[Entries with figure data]
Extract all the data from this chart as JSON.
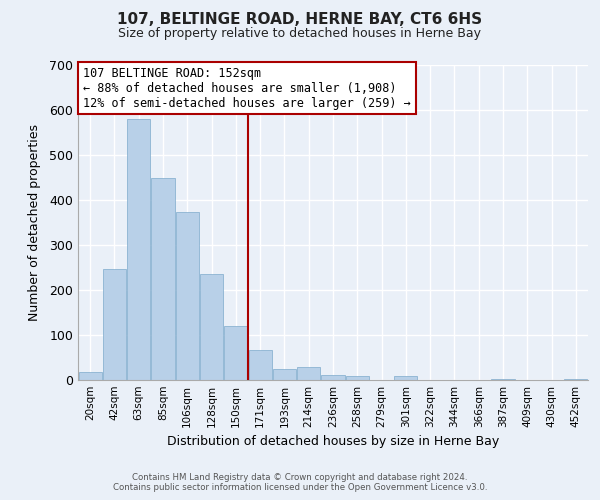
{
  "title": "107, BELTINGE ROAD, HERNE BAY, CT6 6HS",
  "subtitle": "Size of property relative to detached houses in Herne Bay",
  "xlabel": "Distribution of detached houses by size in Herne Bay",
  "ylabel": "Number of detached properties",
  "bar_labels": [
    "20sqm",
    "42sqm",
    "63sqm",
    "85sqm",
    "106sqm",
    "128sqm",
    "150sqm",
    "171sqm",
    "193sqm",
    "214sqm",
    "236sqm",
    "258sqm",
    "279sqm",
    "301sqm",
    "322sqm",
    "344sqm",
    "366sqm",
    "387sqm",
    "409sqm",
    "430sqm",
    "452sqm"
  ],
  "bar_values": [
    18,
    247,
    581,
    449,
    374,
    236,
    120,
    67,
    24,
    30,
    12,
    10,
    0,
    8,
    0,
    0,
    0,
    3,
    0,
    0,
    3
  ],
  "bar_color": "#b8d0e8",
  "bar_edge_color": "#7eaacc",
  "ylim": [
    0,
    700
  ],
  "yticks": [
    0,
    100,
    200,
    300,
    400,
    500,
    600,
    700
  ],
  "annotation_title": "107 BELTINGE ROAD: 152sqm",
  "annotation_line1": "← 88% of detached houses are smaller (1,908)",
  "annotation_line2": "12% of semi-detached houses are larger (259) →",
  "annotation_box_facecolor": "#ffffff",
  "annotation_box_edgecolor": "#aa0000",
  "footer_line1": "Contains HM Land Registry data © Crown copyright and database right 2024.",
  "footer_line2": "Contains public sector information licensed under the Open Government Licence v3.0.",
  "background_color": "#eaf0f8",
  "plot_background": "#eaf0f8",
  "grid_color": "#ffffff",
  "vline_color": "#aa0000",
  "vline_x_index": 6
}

- **Task to complete**: Reproduce the data verbatim. Do not carry any picture into the copy.

- **The answer**:
Extract all the data from this chart as JSON.
{
  "title": "107, BELTINGE ROAD, HERNE BAY, CT6 6HS",
  "subtitle": "Size of property relative to detached houses in Herne Bay",
  "xlabel": "Distribution of detached houses by size in Herne Bay",
  "ylabel": "Number of detached properties",
  "bar_labels": [
    "20sqm",
    "42sqm",
    "63sqm",
    "85sqm",
    "106sqm",
    "128sqm",
    "150sqm",
    "171sqm",
    "193sqm",
    "214sqm",
    "236sqm",
    "258sqm",
    "279sqm",
    "301sqm",
    "322sqm",
    "344sqm",
    "366sqm",
    "387sqm",
    "409sqm",
    "430sqm",
    "452sqm"
  ],
  "bar_values": [
    18,
    247,
    581,
    449,
    374,
    236,
    120,
    67,
    24,
    30,
    12,
    10,
    0,
    8,
    0,
    0,
    0,
    3,
    0,
    0,
    3
  ],
  "bar_color": "#b8d0e8",
  "bar_edge_color": "#7eaacc",
  "ylim": [
    0,
    700
  ],
  "yticks": [
    0,
    100,
    200,
    300,
    400,
    500,
    600,
    700
  ],
  "annotation_title": "107 BELTINGE ROAD: 152sqm",
  "annotation_line1": "← 88% of detached houses are smaller (1,908)",
  "annotation_line2": "12% of semi-detached houses are larger (259) →",
  "annotation_box_facecolor": "#ffffff",
  "annotation_box_edgecolor": "#aa0000",
  "footer_line1": "Contains HM Land Registry data © Crown copyright and database right 2024.",
  "footer_line2": "Contains public sector information licensed under the Open Government Licence v3.0.",
  "background_color": "#eaf0f8",
  "plot_background": "#eaf0f8",
  "grid_color": "#ffffff",
  "vline_color": "#aa0000",
  "vline_x_index": 6
}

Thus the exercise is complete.